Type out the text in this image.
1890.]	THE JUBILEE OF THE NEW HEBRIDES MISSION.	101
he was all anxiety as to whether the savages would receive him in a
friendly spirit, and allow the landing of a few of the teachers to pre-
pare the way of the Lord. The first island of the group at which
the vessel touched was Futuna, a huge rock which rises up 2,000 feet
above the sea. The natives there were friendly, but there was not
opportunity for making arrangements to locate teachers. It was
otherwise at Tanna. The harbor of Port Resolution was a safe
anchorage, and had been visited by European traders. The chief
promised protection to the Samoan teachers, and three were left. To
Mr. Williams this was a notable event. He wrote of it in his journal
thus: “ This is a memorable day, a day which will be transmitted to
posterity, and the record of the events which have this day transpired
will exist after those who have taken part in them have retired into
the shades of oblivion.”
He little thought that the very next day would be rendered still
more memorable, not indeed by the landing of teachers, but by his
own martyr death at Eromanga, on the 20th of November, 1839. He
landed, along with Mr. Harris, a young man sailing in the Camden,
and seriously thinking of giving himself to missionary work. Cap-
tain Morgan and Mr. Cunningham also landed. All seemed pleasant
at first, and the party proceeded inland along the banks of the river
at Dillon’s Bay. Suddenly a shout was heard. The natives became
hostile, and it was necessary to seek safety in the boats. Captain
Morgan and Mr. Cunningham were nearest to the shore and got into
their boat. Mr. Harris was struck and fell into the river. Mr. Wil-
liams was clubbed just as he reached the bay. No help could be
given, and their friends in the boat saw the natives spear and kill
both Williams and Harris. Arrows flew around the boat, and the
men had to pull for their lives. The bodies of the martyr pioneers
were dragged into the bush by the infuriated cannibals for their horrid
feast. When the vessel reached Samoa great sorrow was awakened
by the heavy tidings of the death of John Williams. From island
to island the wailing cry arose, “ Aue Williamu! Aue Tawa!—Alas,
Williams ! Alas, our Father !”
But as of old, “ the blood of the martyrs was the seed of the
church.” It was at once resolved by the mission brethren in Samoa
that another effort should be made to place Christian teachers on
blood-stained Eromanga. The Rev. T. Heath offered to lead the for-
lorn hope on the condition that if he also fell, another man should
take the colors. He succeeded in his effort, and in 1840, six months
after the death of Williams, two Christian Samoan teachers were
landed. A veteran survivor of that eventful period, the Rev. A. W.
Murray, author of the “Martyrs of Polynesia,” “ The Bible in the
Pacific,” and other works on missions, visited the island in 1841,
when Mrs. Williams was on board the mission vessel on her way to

━━━━━━━━━━━━━━━━━━━━

=== Required work ===
Transcribe every entry exactly.

=== Problem solution ===
Type out the text in this image.
1890.]	THE JUBILEE OF THE NEW HEBRIDES MISSION.	101
he was all anxiety as to whether the savages would receive him in a
friendly spirit, and allow the landing of a few of the teachers to pre-
pare the way of the Lord. The first island of the group at which
the vessel touched was Futuna, a huge rock which rises up 2,000 feet
above the sea. The natives there were friendly, but there was not
opportunity for making arrangements to locate teachers. It was
otherwise at Tanna. The harbor of Port Resolution was a safe
anchorage, and had been visited by European traders. The chief
promised protection to the Samoan teachers, and three were left. To
Mr. Williams this was a notable event. He wrote of it in his journal
thus: “ This is a memorable day, a day which will be transmitted to
posterity, and the record of the events which have this day transpired
will exist after those who have taken part in them have retired into
the shades of oblivion.”
He little thought that the very next day would be rendered still
more memorable, not indeed by the landing of teachers, but by his
own martyr death at Eromanga, on the 20th of November, 1839. He
landed, along with Mr. Harris, a young man sailing in the Camden,
and seriously thinking of giving himself to missionary work. Cap-
tain Morgan and Mr. Cunningham also landed. All seemed pleasant
at first, and the party proceeded inland along the banks of the river
at Dillon’s Bay. Suddenly a shout was heard. The natives became
hostile, and it was necessary to seek safety in the boats. Captain
Morgan and Mr. Cunningham were nearest to the shore and got into
their boat. Mr. Harris was struck and fell into the river. Mr. Wil-
liams was clubbed just as he reached the bay. No help could be
given, and their friends in the boat saw the natives spear and kill
both Williams and Harris. Arrows flew around the boat, and the
men had to pull for their lives. The bodies of the martyr pioneers
were dragged into the bush by the infuriated cannibals for their horrid
feast. When the vessel reached Samoa great sorrow was awakened
by the heavy tidings of the death of John Williams. From island
to island the wailing cry arose, “ Aue Williamu! Aue Tawa!—Alas,
Williams ! Alas, our Father !”
But as of old, “ the blood of the martyrs was the seed of the
church.” It was at once resolved by the mission brethren in Samoa
that another effort should be made to place Christian teachers on
blood-stained Eromanga. The Rev. T. Heath offered to lead the for-
lorn hope on the condition that if he also fell, another man should
take the colors. He succeeded in his effort, and in 1840, six months
after the death of Williams, two Christian Samoan teachers were
landed. A veteran survivor of that eventful period, the Rev. A. W.
Murray, author of the “Martyrs of Polynesia,” “ The Bible in the
Pacific,” and other works on missions, visited the island in 1841,
when Mrs. Williams was on board the mission vessel on her way to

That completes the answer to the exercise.